- ЗАДАНИЕ: Прочитайте текст о работе Шагала в Еврейском Камерном театре. За какой срок, согласно тексту, Шагал написал семь больших панно для стен театра?

Моя жизнь
Шрифт:
Дух эксцентрики и игры, царящий во многих работах 1910-х годов, и стремление создать «другой мир» не только на плоской поверхности холста, но и в трехмерном пространстве, — все это обусловило приход Шагала в театр — в Еврейский Камерный театр, руководимый А. Грановским, который в 1920 году открылся в Москве, переехав туда из Петрограда. Свою задачу как театрального художника Шагал понимал широко: не только создание сценографии конкретного спектакля (трех миниатюр Шолом-Алейхема), но и формирование художественных принципов нового театра. Это должен был быть не прежний жанровый еврейский театр с его «фальшивыми бородами», но и не театр «высокого стиля», стилизованный под древний эпос, каким был театр-студия «Габима», руководимый Евг. Вахтанговым. Шагал мечтал о театре, подобном собственному искусству, — заземленном и укорененном в быте, но осуществляющем прорыв из быта в высшие сферы; близком народному площадному действу и цирку, бурлескном и эксцентричном, но проникнутом религиозным чувством единства и тайны бытия. Свои мечты он собирался реализовать не только и даже не столько в декорациях и эскизах костюмов, сколько в живописных полотнах, размещенных
После двухлетней общественной деятельности в Витебске, оставлявшей мало времени для собственных работ, Шагал в каком-то исступлении творчества написал за полтора месяца семь больших панно для стен театра, декорировал потолок и занавес. Еще до его поднятия зритель оказывался полностью погруженным в особое автономное от внешнего мира художественное пространство.
Главными темами панно были темы творчества, синтеза искусств, осуществляемого в театре, и брачной любви. Во всех холстах, и особенно в главном, имеющем 8 метров в длину и носящем название «Введение в новый национальный театр» (оно было расположено вдоль продольной стены и в прямом смысле слова «подводило» к сцене), театр представал как целостный мир, а мир — как театр, феерический, многоплановый и непостижимый. Он ломался на грани, двигался и вращался, в нем царил свет, окрашенный в мистические тона, и, казалось, слышалась музыка сфер… Весь ансамбль выглядел не только театральным, но также — невзирая на сюжеты панно и на юмор, заложенный в самом стиле — храмовым.
По свидетельству А. Эфроса, Шагал «плакал настоящими, горючими, какими-то детскими слезами», когда в зал поставили ряды кресел, и не позволял зрителям прикасаться к стенам, чтобы они «своими толстыми спинами и сальными волосами» не испортили живопись [66] . Трагический парадокс состоял в том, что панно впоследствии оказались надежно защищены от зрителя, но не так, как хотел бы Шагал, — в конце 1930-х годов они были сняты со стен, но, к счастью, не уничтожены, а помещены в запасники Третьяковской галереи и лишь недавно после реставрации предстали во всем своем блеске перед любителями искусства в нашей стране и за рубежом.

- ИСХОДНЫЕ ДАННЫЕ:
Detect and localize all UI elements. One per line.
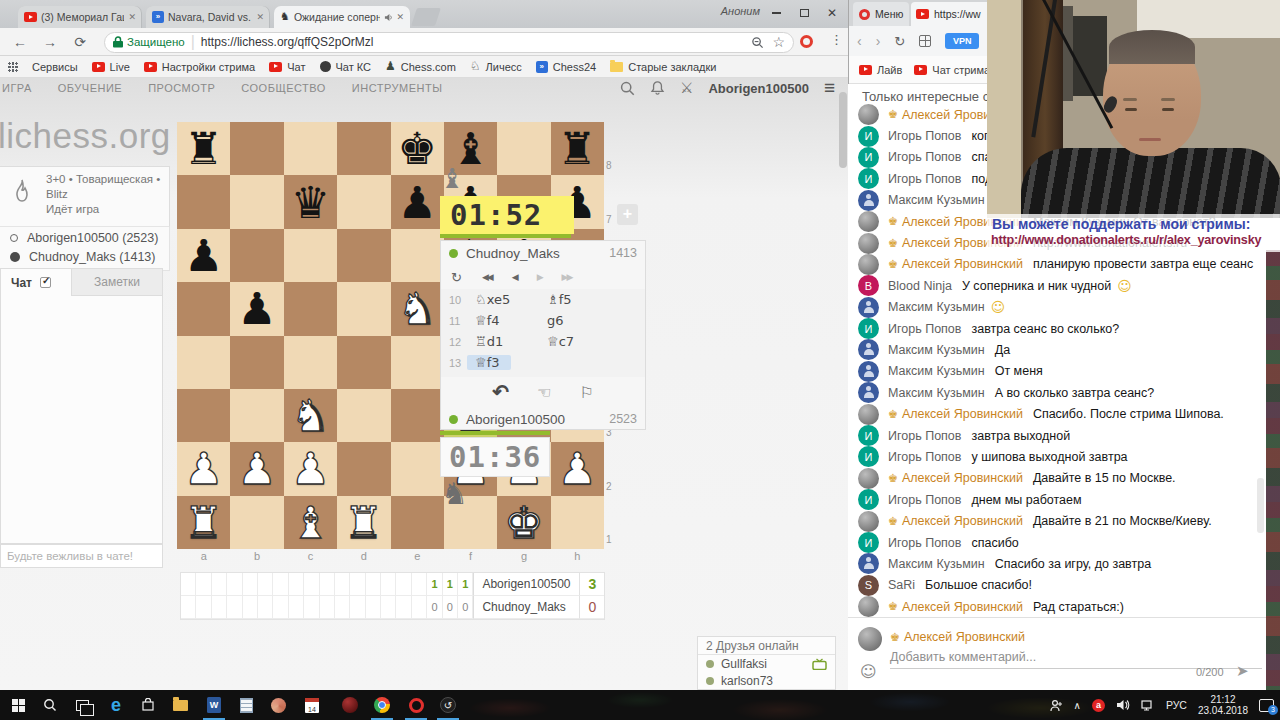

- ПОЛНЫЙ ОТВЕТ: Шагал написал семь больших панно для стен театра за полтора месяца.